Answer with a single number, the count of lines holding the word "File".
— BEGIN Records shown —
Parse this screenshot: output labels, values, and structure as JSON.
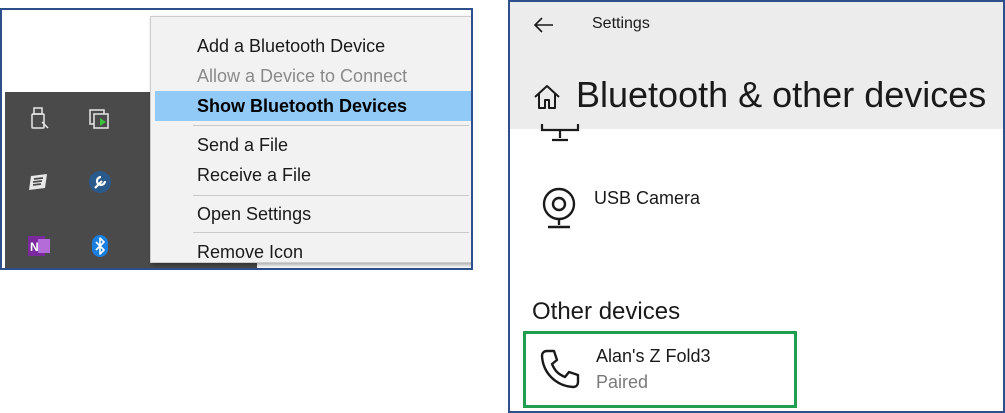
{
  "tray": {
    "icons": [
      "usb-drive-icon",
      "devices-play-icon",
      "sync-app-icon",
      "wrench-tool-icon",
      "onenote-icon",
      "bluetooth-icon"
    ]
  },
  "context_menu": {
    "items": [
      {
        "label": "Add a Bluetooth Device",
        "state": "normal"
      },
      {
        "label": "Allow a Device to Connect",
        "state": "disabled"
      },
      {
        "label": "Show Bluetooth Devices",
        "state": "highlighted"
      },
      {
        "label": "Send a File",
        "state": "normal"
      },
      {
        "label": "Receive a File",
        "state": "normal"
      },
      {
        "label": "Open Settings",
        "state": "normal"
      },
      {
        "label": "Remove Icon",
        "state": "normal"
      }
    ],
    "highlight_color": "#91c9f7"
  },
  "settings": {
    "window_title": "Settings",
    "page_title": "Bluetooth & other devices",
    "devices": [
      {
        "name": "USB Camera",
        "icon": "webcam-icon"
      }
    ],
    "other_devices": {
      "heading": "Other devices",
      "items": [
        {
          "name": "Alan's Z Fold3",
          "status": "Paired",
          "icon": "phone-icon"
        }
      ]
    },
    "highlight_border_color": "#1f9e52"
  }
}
— END Records shown —
* **Written response**: 2